AIM OF THE EXERCISE: Every line of the material is to be quoted verbatim, minus the pictures.

DATA FOR THE TASK:
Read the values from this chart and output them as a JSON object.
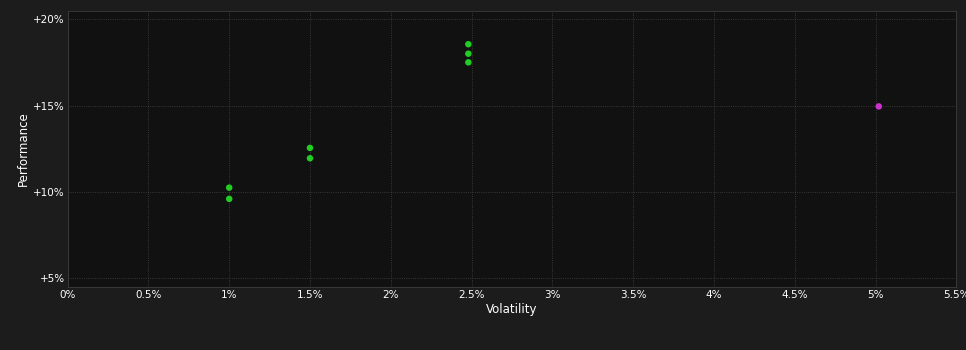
{
  "background_color": "#1c1c1c",
  "plot_bg_color": "#111111",
  "grid_color": "#444444",
  "text_color": "#ffffff",
  "xlabel": "Volatility",
  "ylabel": "Performance",
  "xlim": [
    0.0,
    0.055
  ],
  "ylim": [
    0.045,
    0.205
  ],
  "xticks": [
    0.0,
    0.005,
    0.01,
    0.015,
    0.02,
    0.025,
    0.03,
    0.035,
    0.04,
    0.045,
    0.05,
    0.055
  ],
  "yticks": [
    0.05,
    0.1,
    0.15,
    0.2
  ],
  "ytick_labels": [
    "+5%",
    "+10%",
    "+15%",
    "+20%"
  ],
  "xtick_labels": [
    "0%",
    "0.5%",
    "1%",
    "1.5%",
    "2%",
    "2.5%",
    "3%",
    "3.5%",
    "4%",
    "4.5%",
    "5%",
    "5.5%"
  ],
  "green_points": [
    [
      0.01,
      0.1025
    ],
    [
      0.01,
      0.096
    ],
    [
      0.015,
      0.1255
    ],
    [
      0.015,
      0.1195
    ],
    [
      0.0248,
      0.1855
    ],
    [
      0.0248,
      0.18
    ],
    [
      0.0248,
      0.175
    ]
  ],
  "magenta_points": [
    [
      0.0502,
      0.1495
    ]
  ],
  "green_color": "#22cc22",
  "magenta_color": "#cc33cc",
  "marker_size": 22,
  "figsize": [
    9.66,
    3.5
  ],
  "dpi": 100
}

FINAL ANSWER:
Read the values from this chart and output them as a JSON object.
{
  "background_color": "#1c1c1c",
  "plot_bg_color": "#111111",
  "grid_color": "#444444",
  "text_color": "#ffffff",
  "xlabel": "Volatility",
  "ylabel": "Performance",
  "xlim": [
    0.0,
    0.055
  ],
  "ylim": [
    0.045,
    0.205
  ],
  "xticks": [
    0.0,
    0.005,
    0.01,
    0.015,
    0.02,
    0.025,
    0.03,
    0.035,
    0.04,
    0.045,
    0.05,
    0.055
  ],
  "yticks": [
    0.05,
    0.1,
    0.15,
    0.2
  ],
  "ytick_labels": [
    "+5%",
    "+10%",
    "+15%",
    "+20%"
  ],
  "xtick_labels": [
    "0%",
    "0.5%",
    "1%",
    "1.5%",
    "2%",
    "2.5%",
    "3%",
    "3.5%",
    "4%",
    "4.5%",
    "5%",
    "5.5%"
  ],
  "green_points": [
    [
      0.01,
      0.1025
    ],
    [
      0.01,
      0.096
    ],
    [
      0.015,
      0.1255
    ],
    [
      0.015,
      0.1195
    ],
    [
      0.0248,
      0.1855
    ],
    [
      0.0248,
      0.18
    ],
    [
      0.0248,
      0.175
    ]
  ],
  "magenta_points": [
    [
      0.0502,
      0.1495
    ]
  ],
  "green_color": "#22cc22",
  "magenta_color": "#cc33cc",
  "marker_size": 22,
  "figsize": [
    9.66,
    3.5
  ],
  "dpi": 100
}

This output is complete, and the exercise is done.